## What to work on
Without further comment, state how many lines in the listing below contain the word "stage".

○ ○ ○

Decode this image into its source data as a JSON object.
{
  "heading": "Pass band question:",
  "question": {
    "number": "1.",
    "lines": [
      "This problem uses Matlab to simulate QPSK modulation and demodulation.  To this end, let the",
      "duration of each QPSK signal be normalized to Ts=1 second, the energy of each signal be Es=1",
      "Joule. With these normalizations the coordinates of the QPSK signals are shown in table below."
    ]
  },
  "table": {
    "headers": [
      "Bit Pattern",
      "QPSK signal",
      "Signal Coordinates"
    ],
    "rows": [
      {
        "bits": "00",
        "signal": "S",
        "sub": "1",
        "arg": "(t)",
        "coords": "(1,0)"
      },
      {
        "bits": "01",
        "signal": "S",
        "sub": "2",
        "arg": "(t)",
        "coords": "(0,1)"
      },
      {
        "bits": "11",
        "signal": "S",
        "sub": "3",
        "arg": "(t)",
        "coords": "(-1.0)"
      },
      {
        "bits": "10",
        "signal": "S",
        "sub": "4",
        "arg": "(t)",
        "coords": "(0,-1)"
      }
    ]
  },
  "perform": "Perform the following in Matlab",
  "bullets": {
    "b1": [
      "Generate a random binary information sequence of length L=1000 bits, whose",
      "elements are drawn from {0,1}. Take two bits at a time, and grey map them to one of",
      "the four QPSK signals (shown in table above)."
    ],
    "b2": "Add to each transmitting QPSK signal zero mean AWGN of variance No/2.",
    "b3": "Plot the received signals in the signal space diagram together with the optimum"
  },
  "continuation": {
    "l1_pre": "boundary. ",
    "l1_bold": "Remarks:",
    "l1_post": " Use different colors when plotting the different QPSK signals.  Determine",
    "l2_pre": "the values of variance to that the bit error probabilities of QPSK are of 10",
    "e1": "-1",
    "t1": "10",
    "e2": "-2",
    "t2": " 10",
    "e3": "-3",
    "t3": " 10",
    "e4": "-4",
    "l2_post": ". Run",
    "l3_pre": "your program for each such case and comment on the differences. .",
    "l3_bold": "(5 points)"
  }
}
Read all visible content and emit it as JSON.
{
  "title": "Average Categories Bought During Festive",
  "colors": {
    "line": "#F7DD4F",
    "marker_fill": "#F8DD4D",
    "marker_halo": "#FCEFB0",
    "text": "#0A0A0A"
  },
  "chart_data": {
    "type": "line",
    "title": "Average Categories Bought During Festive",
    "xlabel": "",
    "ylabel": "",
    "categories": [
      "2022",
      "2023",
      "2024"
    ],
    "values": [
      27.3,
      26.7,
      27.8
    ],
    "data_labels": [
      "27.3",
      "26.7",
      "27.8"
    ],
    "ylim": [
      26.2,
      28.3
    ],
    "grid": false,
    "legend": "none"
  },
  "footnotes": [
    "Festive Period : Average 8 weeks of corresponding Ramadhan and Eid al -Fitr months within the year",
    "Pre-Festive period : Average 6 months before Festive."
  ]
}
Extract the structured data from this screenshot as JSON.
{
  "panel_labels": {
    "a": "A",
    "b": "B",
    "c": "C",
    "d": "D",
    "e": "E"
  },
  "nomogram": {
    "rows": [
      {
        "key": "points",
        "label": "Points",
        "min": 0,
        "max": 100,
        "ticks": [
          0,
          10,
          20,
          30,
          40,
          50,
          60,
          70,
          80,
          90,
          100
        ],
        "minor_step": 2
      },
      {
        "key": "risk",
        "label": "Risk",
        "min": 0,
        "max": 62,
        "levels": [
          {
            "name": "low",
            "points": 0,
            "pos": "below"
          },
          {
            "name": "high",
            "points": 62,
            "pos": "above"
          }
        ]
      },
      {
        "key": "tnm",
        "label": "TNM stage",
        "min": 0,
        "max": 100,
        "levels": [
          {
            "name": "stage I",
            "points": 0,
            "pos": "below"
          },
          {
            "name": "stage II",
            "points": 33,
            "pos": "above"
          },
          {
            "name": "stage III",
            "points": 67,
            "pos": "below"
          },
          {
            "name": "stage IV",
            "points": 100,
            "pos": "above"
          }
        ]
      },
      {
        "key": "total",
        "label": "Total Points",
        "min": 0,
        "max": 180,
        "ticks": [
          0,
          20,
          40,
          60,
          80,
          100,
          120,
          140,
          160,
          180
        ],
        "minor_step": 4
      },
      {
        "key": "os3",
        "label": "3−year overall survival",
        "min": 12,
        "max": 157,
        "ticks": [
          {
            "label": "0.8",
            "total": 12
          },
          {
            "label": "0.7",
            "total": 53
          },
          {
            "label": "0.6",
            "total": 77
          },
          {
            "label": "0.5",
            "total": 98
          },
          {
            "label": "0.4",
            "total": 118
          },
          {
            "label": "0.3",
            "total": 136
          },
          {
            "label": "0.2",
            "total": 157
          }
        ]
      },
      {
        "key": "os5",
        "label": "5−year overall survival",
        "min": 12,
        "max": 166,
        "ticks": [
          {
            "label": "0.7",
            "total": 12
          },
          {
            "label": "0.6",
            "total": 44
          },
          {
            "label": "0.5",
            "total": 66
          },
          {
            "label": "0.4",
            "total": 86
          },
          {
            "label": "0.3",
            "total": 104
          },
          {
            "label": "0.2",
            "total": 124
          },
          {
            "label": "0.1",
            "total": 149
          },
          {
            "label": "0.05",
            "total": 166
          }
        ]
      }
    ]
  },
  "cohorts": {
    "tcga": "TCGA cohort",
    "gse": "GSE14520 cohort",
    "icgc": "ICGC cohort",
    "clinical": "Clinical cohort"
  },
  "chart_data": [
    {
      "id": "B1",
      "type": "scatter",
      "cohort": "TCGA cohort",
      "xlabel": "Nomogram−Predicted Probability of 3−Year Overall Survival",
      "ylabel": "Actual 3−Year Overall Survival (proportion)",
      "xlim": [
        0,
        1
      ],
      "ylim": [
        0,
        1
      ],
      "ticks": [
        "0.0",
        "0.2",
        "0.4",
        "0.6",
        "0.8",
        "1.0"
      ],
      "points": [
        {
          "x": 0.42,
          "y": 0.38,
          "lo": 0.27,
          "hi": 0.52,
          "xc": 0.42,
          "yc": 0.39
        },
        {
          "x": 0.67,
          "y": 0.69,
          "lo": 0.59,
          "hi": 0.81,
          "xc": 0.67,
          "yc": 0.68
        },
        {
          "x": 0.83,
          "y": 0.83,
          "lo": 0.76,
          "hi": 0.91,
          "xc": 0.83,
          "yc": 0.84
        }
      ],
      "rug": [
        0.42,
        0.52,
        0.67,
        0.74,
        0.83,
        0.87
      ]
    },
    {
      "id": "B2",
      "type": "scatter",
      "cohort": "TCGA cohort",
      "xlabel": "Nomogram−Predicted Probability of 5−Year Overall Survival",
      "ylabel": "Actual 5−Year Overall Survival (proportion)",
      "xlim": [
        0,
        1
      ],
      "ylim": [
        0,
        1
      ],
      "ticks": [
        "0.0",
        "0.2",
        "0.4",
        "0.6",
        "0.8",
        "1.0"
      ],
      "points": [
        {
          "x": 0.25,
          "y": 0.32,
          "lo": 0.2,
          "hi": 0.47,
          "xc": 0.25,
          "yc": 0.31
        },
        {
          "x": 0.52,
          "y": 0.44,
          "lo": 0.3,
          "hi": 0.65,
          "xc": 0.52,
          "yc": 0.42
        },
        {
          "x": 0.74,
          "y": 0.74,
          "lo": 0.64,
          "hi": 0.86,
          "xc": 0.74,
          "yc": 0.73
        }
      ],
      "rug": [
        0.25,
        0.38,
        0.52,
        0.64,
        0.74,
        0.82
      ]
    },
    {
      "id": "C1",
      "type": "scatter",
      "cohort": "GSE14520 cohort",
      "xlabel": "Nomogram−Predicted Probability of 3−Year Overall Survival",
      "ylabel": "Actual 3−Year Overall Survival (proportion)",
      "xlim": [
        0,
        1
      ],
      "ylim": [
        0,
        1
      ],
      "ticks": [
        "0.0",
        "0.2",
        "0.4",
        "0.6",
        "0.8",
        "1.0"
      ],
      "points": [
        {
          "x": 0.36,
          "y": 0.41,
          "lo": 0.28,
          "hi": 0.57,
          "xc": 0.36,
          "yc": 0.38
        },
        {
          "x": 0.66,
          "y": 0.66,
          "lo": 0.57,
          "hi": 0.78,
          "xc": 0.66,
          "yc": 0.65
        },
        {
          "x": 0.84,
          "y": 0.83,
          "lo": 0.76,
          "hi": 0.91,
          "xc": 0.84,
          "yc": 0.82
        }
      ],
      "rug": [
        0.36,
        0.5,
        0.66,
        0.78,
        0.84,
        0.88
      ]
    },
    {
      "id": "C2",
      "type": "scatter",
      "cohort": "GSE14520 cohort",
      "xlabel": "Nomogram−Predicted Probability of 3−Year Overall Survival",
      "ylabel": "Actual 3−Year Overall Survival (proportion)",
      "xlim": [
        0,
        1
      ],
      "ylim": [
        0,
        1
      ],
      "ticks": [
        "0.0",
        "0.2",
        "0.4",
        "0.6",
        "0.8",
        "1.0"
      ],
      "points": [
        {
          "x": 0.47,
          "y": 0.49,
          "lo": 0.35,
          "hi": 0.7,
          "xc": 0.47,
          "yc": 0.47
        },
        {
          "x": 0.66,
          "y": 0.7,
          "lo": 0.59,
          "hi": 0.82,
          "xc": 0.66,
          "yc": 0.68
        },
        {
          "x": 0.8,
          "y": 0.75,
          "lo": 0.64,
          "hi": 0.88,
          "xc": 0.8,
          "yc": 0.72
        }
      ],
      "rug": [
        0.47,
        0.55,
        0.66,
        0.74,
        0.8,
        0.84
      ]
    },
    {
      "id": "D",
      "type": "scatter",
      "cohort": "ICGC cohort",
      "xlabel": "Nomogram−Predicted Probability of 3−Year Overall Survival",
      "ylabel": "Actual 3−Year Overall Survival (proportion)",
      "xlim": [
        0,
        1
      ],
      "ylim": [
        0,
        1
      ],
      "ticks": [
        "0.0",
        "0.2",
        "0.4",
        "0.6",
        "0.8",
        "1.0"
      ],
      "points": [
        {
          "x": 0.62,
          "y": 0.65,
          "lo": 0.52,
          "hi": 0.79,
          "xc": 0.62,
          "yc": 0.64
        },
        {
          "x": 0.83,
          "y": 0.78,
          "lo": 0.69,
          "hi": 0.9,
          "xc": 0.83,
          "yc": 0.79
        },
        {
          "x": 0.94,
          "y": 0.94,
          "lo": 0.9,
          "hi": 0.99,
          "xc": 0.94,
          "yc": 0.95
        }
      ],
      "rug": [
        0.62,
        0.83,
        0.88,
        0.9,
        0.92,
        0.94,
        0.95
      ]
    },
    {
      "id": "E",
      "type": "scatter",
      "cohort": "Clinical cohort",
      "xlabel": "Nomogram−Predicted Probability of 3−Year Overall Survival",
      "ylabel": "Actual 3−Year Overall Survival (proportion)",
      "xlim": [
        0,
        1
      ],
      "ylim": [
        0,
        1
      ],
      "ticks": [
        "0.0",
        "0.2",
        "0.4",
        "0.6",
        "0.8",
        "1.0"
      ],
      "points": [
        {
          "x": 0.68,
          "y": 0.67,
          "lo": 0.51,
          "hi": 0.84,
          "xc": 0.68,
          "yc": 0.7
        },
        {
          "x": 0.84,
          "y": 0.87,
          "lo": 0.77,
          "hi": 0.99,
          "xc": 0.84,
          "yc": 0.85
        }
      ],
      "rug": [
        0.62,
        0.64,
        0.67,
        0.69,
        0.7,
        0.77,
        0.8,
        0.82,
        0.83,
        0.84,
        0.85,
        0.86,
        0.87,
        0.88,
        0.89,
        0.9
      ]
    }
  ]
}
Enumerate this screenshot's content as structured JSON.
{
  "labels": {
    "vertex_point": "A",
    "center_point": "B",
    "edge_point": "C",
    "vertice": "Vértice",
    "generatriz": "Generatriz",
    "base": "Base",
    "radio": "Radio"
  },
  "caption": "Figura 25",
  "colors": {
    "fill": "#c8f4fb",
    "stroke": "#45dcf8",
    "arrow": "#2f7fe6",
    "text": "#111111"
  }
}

○ ○ ○

## Response for this exercise
5